-- SUPPLIED MATERIAL start --
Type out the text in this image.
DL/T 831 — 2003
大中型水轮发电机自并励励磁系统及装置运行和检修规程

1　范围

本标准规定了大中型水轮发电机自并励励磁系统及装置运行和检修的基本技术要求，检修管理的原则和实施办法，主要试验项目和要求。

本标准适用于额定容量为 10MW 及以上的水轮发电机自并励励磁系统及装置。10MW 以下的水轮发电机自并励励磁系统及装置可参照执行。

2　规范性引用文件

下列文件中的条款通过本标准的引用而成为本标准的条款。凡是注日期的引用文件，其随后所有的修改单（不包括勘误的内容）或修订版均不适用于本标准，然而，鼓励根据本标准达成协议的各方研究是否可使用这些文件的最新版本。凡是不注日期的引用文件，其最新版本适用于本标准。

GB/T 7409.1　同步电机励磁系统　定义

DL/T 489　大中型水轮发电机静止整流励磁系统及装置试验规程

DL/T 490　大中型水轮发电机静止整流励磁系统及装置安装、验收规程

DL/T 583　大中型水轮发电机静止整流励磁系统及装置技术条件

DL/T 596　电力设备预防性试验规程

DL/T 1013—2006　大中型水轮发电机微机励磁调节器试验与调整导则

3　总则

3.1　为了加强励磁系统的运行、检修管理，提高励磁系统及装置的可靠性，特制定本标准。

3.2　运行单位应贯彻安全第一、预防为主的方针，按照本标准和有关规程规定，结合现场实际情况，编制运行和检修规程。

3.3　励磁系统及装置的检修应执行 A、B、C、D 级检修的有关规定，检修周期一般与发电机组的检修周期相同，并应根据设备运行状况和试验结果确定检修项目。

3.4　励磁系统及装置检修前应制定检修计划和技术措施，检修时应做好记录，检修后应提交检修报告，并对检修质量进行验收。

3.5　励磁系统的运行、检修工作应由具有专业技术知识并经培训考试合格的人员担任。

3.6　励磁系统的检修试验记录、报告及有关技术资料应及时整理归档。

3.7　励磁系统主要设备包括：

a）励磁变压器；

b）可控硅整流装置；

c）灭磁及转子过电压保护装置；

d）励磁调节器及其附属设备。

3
-- SUPPLIED MATERIAL end --
◆ WRITTEN TASK
Please reproduce the entire listing, exactly as shown.

◆ EXERCISE OUTPUT
Type out the text in this image.
DL/T 831 — 2003
大中型水轮发电机自并励励磁系统及装置运行和检修规程

1　范围

本标准规定了大中型水轮发电机自并励励磁系统及装置运行和检修的基本技术要求，检修管理的原则和实施办法，主要试验项目和要求。

本标准适用于额定容量为 10MW 及以上的水轮发电机自并励励磁系统及装置。10MW 以下的水轮发电机自并励励磁系统及装置可参照执行。

2　规范性引用文件

下列文件中的条款通过本标准的引用而成为本标准的条款。凡是注日期的引用文件，其随后所有的修改单（不包括勘误的内容）或修订版均不适用于本标准，然而，鼓励根据本标准达成协议的各方研究是否可使用这些文件的最新版本。凡是不注日期的引用文件，其最新版本适用于本标准。

GB/T 7409.1　同步电机励磁系统　定义

DL/T 489　大中型水轮发电机静止整流励磁系统及装置试验规程

DL/T 490　大中型水轮发电机静止整流励磁系统及装置安装、验收规程

DL/T 583　大中型水轮发电机静止整流励磁系统及装置技术条件

DL/T 596　电力设备预防性试验规程

DL/T 1013—2006　大中型水轮发电机微机励磁调节器试验与调整导则

3　总则

3.1　为了加强励磁系统的运行、检修管理，提高励磁系统及装置的可靠性，特制定本标准。

3.2　运行单位应贯彻安全第一、预防为主的方针，按照本标准和有关规程规定，结合现场实际情况，编制运行和检修规程。

3.3　励磁系统及装置的检修应执行 A、B、C、D 级检修的有关规定，检修周期一般与发电机组的检修周期相同，并应根据设备运行状况和试验结果确定检修项目。

3.4　励磁系统及装置检修前应制定检修计划和技术措施，检修时应做好记录，检修后应提交检修报告，并对检修质量进行验收。

3.5　励磁系统的运行、检修工作应由具有专业技术知识并经培训考试合格的人员担任。

3.6　励磁系统的检修试验记录、报告及有关技术资料应及时整理归档。

3.7　励磁系统主要设备包括：

a）励磁变压器；

b）可控硅整流装置；

c）灭磁及转子过电压保护装置；

d）励磁调节器及其附属设备。

3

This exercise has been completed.